## [To be done]
In the material below, the lines containing the word "name" are required; copy each of them.
--- START Listed entries ---
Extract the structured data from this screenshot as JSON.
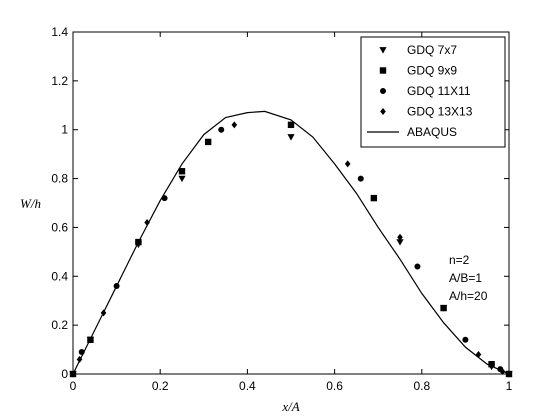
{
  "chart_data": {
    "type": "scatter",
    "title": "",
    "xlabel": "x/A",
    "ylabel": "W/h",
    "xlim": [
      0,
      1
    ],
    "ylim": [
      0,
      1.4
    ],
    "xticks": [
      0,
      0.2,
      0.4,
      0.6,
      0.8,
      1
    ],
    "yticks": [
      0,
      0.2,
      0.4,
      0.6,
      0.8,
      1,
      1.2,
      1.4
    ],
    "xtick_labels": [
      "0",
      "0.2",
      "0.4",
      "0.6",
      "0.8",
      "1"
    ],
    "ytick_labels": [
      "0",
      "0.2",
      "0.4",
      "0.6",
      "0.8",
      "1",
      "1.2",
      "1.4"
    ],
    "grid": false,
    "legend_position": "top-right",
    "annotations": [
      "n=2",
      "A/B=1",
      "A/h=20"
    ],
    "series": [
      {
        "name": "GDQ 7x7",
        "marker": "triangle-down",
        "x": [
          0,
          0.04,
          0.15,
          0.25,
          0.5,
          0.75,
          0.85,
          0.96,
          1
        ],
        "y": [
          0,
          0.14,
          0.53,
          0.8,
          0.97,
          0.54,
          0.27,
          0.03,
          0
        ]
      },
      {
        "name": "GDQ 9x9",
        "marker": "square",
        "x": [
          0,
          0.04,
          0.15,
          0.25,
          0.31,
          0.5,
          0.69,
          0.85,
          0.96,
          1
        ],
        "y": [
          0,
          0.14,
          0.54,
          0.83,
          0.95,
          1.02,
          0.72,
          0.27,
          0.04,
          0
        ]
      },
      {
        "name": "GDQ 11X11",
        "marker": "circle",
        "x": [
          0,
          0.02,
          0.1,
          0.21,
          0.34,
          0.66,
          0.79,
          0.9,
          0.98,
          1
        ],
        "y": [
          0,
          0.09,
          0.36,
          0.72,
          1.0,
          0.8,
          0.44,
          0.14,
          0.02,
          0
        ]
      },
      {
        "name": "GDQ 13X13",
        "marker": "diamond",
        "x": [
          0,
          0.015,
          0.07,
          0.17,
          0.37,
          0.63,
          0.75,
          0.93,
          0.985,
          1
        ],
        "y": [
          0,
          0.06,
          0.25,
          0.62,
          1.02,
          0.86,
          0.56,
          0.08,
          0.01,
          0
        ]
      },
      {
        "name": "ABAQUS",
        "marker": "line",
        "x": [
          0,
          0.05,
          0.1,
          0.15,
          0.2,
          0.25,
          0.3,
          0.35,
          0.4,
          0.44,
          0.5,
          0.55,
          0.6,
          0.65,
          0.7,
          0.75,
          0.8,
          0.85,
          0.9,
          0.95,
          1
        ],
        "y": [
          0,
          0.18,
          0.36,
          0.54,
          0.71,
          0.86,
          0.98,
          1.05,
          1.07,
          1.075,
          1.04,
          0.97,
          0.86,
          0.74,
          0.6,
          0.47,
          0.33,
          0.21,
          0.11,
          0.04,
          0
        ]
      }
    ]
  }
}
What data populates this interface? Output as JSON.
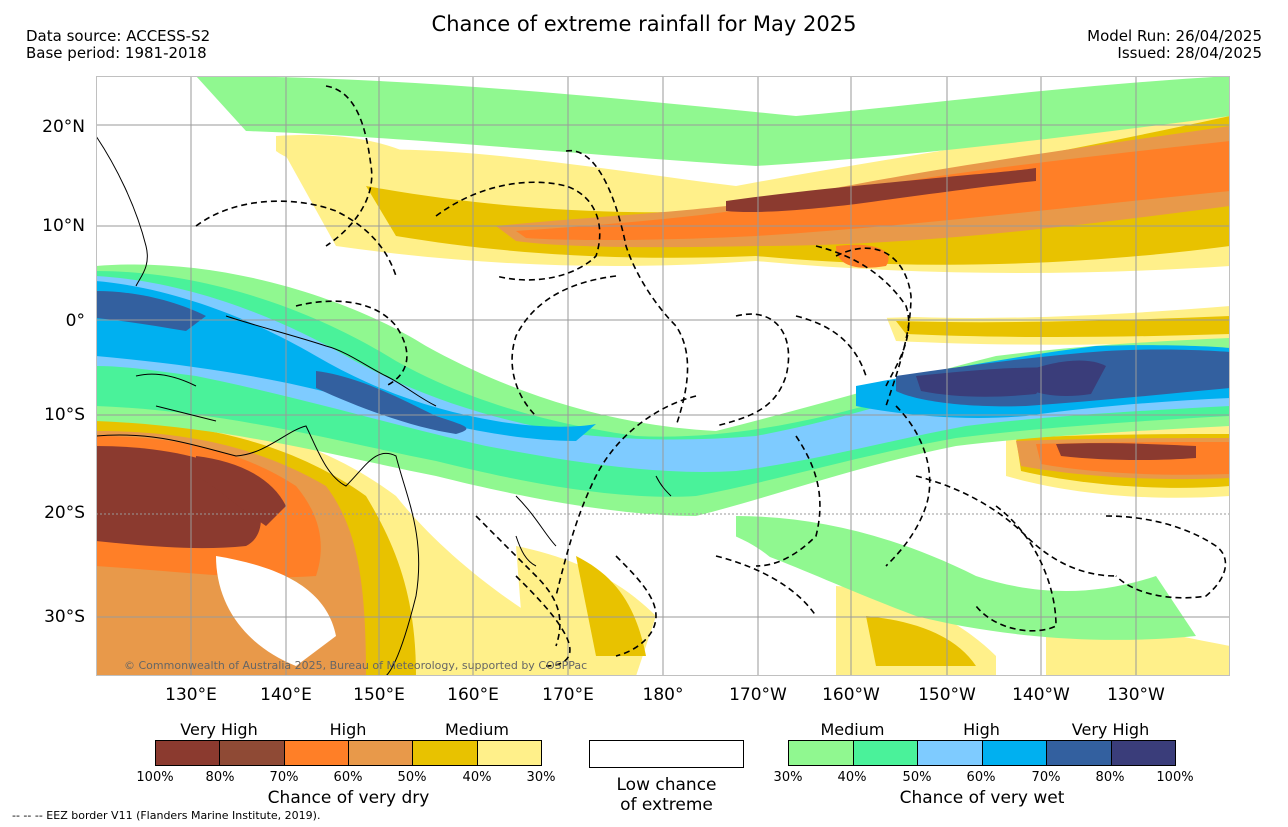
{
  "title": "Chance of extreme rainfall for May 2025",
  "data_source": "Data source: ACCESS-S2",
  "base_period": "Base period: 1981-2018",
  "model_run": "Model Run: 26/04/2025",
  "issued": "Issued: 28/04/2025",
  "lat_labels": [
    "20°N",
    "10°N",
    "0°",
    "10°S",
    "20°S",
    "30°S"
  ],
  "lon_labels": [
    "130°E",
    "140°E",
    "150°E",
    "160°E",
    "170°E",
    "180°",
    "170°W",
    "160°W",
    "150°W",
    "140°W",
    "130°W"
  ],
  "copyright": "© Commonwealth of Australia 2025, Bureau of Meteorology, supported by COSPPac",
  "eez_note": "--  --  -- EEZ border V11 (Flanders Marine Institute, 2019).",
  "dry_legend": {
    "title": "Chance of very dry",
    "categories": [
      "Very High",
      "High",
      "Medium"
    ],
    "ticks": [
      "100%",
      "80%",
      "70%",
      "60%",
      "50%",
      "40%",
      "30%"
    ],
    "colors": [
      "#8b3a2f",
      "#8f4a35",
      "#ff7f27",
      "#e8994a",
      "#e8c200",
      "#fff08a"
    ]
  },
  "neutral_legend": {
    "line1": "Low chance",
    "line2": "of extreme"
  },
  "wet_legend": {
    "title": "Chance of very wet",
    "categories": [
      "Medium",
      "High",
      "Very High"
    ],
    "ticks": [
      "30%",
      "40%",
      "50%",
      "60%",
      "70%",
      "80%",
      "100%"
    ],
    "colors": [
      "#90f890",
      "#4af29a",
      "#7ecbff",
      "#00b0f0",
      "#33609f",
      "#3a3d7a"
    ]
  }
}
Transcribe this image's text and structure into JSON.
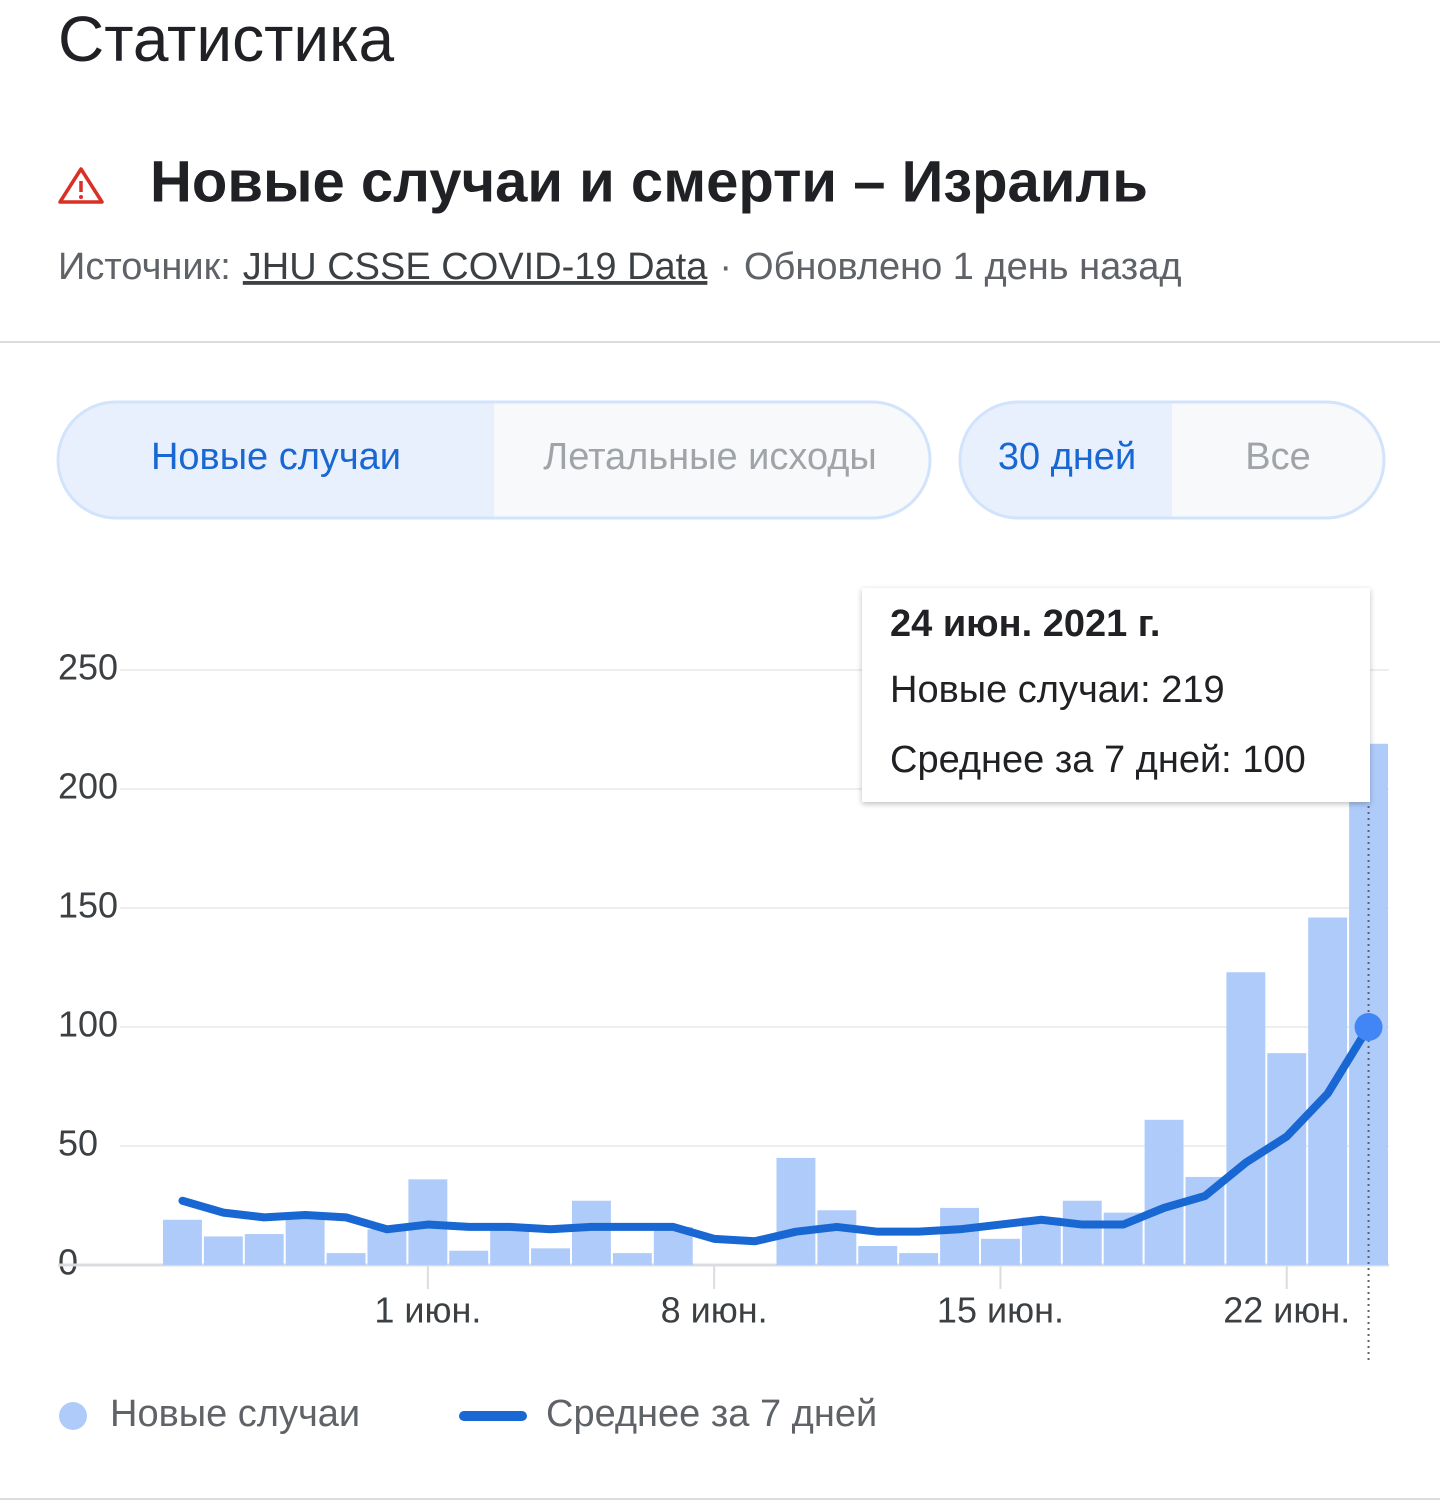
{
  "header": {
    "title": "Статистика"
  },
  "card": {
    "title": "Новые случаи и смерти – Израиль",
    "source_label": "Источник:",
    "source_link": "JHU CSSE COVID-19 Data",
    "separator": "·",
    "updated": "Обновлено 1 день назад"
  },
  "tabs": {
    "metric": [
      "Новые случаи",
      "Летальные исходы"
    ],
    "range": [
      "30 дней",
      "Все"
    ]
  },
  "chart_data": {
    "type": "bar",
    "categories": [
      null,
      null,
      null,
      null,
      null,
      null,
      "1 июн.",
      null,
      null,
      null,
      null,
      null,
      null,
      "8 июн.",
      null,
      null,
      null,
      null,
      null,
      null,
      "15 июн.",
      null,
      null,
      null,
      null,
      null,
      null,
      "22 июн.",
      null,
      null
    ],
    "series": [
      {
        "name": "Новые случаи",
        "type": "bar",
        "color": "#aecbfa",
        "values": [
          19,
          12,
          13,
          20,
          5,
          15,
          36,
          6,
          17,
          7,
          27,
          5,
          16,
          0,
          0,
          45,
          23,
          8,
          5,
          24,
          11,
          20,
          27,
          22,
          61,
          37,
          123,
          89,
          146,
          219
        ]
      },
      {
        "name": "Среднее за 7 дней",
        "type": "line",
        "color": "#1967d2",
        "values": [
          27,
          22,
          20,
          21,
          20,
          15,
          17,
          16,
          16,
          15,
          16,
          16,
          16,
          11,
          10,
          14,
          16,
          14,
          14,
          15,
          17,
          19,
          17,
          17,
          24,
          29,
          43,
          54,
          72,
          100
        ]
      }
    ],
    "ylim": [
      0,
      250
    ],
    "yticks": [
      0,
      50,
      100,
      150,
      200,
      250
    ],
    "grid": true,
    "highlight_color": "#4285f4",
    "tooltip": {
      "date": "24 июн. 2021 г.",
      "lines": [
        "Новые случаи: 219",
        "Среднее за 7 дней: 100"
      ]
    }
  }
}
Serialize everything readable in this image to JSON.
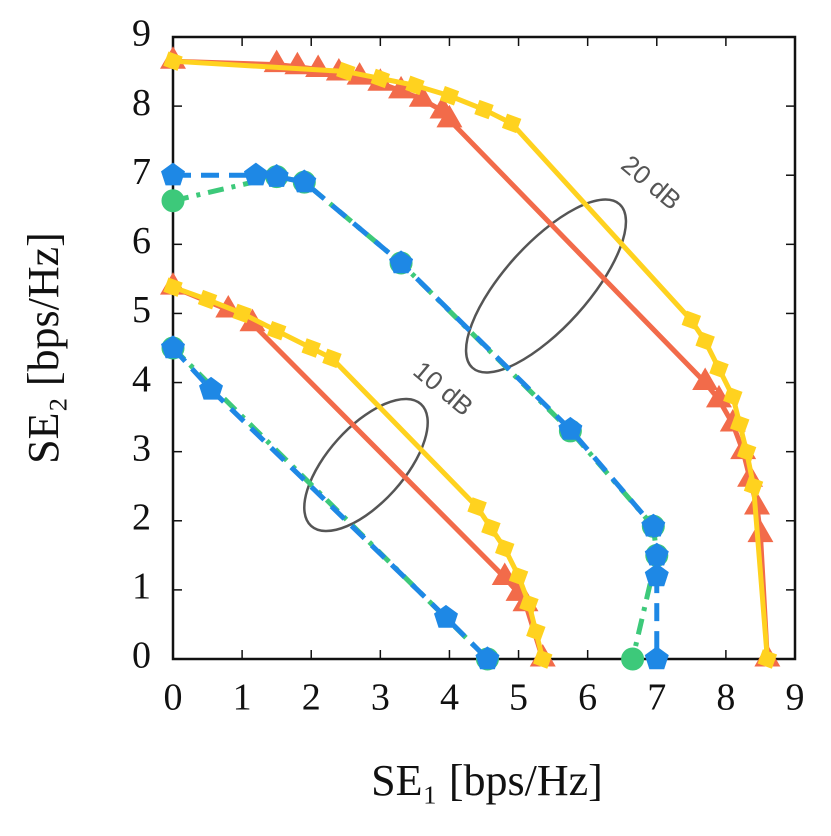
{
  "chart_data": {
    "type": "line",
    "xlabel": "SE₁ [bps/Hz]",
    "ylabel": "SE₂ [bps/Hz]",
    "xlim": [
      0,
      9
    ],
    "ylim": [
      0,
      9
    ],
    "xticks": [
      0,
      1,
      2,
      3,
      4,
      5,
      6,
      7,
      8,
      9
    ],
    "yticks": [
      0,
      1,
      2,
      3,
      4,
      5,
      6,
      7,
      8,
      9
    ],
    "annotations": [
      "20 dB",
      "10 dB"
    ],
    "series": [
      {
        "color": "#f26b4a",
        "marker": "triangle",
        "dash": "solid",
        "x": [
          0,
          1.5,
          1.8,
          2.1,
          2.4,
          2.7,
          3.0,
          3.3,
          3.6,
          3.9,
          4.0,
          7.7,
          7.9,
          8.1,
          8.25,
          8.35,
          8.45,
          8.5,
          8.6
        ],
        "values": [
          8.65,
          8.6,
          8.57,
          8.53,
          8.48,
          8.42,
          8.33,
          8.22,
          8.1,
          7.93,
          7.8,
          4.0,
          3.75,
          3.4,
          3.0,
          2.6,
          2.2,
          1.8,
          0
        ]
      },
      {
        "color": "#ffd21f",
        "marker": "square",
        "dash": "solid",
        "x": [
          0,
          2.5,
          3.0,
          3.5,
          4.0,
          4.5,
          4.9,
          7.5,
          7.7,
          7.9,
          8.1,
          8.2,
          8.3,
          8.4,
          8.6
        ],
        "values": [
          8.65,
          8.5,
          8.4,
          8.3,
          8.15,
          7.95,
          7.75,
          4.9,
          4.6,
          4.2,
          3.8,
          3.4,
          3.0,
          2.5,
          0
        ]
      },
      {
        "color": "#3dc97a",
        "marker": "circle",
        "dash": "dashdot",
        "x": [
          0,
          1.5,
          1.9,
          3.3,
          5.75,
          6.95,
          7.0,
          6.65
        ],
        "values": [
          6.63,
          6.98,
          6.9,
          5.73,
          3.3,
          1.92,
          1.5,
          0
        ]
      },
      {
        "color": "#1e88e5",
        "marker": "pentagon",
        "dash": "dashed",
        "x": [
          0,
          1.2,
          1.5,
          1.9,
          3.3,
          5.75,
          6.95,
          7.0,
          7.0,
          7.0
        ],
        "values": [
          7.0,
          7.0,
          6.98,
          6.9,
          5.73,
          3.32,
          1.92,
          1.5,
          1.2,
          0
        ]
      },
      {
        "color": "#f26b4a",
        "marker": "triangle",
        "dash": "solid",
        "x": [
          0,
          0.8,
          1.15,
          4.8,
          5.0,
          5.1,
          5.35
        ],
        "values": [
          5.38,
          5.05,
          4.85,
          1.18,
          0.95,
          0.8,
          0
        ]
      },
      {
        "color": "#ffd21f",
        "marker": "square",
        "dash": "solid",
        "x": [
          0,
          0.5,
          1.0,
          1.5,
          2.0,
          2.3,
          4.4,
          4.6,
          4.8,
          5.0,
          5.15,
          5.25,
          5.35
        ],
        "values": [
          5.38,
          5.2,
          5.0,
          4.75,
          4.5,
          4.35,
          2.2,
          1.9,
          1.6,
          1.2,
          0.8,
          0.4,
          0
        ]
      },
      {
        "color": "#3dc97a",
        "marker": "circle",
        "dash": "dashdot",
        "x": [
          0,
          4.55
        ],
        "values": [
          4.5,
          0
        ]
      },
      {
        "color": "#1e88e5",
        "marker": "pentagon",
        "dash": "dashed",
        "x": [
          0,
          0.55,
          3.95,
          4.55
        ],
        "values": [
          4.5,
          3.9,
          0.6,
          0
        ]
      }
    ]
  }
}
--- END Listed entries ---
## [Result of the task]
        "name": "GDQ 7x7",
        "name": "GDQ 9x9",
        "name": "GDQ 11X11",
        "name": "GDQ 13X13",
        "name": "ABAQUS",
        "name": "Новые случаи",
        "name": "Среднее за 7 дней",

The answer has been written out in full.